GIVEN EXERCISE:
For the records below, give the count of lines holding the word "text" and nothing more.
▶
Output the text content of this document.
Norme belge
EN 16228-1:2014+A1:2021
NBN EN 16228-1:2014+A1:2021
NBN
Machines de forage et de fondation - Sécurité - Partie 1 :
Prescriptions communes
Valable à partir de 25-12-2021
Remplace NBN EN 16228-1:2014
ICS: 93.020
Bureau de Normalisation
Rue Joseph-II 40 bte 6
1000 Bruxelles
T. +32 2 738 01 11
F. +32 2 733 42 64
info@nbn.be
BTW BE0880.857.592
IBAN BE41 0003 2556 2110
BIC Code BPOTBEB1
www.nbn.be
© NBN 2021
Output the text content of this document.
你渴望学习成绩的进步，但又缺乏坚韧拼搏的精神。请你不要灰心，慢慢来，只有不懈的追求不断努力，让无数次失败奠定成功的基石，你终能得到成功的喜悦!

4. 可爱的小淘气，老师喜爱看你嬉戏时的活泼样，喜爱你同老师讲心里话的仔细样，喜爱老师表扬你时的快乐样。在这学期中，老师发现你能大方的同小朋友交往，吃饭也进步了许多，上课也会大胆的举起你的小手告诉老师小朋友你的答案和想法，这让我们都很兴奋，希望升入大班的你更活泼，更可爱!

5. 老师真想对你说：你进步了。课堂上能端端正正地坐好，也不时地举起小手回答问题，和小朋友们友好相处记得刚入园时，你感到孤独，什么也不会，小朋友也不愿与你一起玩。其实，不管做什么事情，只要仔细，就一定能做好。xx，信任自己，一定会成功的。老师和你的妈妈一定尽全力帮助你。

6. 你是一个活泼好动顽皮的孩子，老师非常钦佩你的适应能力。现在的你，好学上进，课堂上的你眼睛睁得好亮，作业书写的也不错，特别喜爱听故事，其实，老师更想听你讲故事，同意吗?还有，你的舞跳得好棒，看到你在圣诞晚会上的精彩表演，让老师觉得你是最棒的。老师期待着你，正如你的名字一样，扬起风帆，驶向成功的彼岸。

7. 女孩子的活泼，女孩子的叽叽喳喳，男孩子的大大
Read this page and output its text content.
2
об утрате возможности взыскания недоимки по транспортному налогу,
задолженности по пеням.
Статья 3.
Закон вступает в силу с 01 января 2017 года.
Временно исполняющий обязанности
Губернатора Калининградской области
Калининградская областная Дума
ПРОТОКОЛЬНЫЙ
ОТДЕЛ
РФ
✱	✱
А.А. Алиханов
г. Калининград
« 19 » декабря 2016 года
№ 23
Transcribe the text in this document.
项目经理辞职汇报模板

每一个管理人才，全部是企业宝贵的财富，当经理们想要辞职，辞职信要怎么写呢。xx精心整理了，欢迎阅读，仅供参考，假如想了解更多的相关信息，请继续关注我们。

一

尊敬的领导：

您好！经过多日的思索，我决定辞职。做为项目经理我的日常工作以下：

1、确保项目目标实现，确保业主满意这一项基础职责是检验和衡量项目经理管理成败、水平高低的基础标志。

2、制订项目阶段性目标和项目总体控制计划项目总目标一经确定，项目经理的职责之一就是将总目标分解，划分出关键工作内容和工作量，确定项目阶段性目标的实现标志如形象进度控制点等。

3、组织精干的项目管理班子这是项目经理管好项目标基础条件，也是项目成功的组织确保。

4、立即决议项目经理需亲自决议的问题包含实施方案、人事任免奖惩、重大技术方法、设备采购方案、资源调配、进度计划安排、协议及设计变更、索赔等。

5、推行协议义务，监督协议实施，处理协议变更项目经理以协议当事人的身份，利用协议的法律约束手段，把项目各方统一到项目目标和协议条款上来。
◀
TASK ANSWER:
4